----- ENTRIES -----

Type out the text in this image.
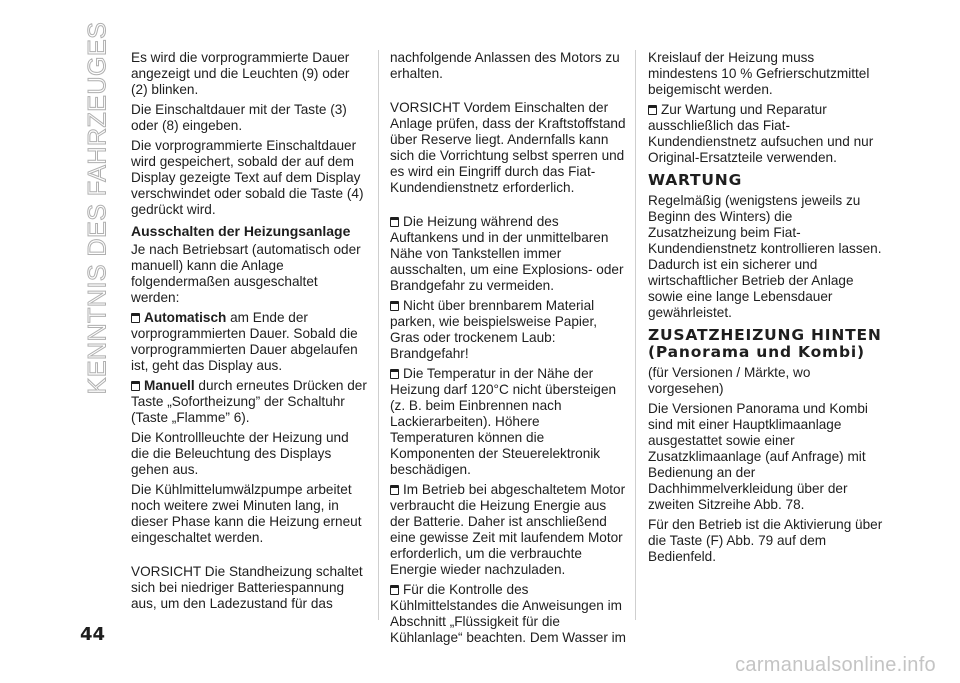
KENNTNIS DES FAHRZEUGES Es wird die vorprogrammierte Dauer angezeigt und die Leuchten (9) oder (2) blinken.

Die Einschaltdauer mit der Taste (3) oder (8) eingeben.

Die vorprogrammierte Einschaltdauer wird gespeichert, sobald der auf dem Display gezeigte Text auf dem Display verschwindet oder sobald die Taste (4) gedrückt wird.

Ausschalten der Heizungsanlage

Je nach Betriebsart (automatisch oder manuell) kann die Anlage folgendermaßen ausgeschaltet werden:

Automatisch am Ende der vorprogrammierten Dauer. Sobald die vorprogrammierten Dauer abgelaufen ist, geht das Display aus.

Manuell durch erneutes Drücken der Taste „Sofortheizung” der Schaltuhr (Taste „Flamme” 6).

Die Kontrollleuchte der Heizung und die die Beleuchtung des Displays gehen aus.

Die Kühlmittelumwälzpumpe arbeitet noch weitere zwei Minuten lang, in dieser Phase kann die Heizung erneut eingeschaltet werden.

VORSICHT Die Standheizung schaltet sich bei niedriger Batteriespannung aus, um den Ladezustand für das

nachfolgende Anlassen des Motors zu erhalten.

VORSICHT Vordem Einschalten der Anlage prüfen, dass der Kraftstoffstand über Reserve liegt. Andernfalls kann sich die Vorrichtung selbst sperren und es wird ein Eingriff durch das Fiat-Kundendienstnetz erforderlich.

Die Heizung während des Auftankens und in der unmittelbaren Nähe von Tankstellen immer ausschalten, um eine Explosions- oder Brandgefahr zu vermeiden.

Nicht über brennbarem Material parken, wie beispielsweise Papier, Gras oder trockenem Laub: Brandgefahr!

Die Temperatur in der Nähe der Heizung darf 120°C nicht übersteigen (z. B. beim Einbrennen nach Lackierarbeiten). Höhere Temperaturen können die Komponenten der Steuerelektronik beschädigen.

Im Betrieb bei abgeschaltetem Motor verbraucht die Heizung Energie aus der Batterie. Daher ist anschließend eine gewisse Zeit mit laufendem Motor erforderlich, um die verbrauchte Energie wieder nachzuladen.

Für die Kontrolle des Kühlmittelstandes die Anweisungen im Abschnitt „Flüssigkeit für die Kühlanlage“ beachten. Dem Wasser im

Kreislauf der Heizung muss mindestens 10 % Gefrierschutzmittel beigemischt werden.

Zur Wartung und Reparatur ausschließlich das Fiat-Kundendienstnetz aufsuchen und nur Original-Ersatzteile verwenden.

WARTUNG

Regelmäßig (wenigstens jeweils zu Beginn des Winters) die Zusatzheizung beim Fiat-Kundendienstnetz kontrollieren lassen. Dadurch ist ein sicherer und wirtschaftlicher Betrieb der Anlage sowie eine lange Lebensdauer gewährleistet.

ZUSATZHEIZUNG HINTEN (Panorama und Kombi)

(für Versionen / Märkte, wo vorgesehen)

Die Versionen Panorama und Kombi sind mit einer Hauptklimaanlage ausgestattet sowie einer Zusatzklimaanlage (auf Anfrage) mit Bedienung an der Dachhimmelverkleidung über der zweiten Sitzreihe Abb. 78.

Für den Betrieb ist die Aktivierung über die Taste (F) Abb. 79 auf dem Bedienfeld.

44
carmanualsonline.info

-----

» WORK TO DO: Report only the count of lines that include the string "Brandgefahr".

» FINAL RESULT: 2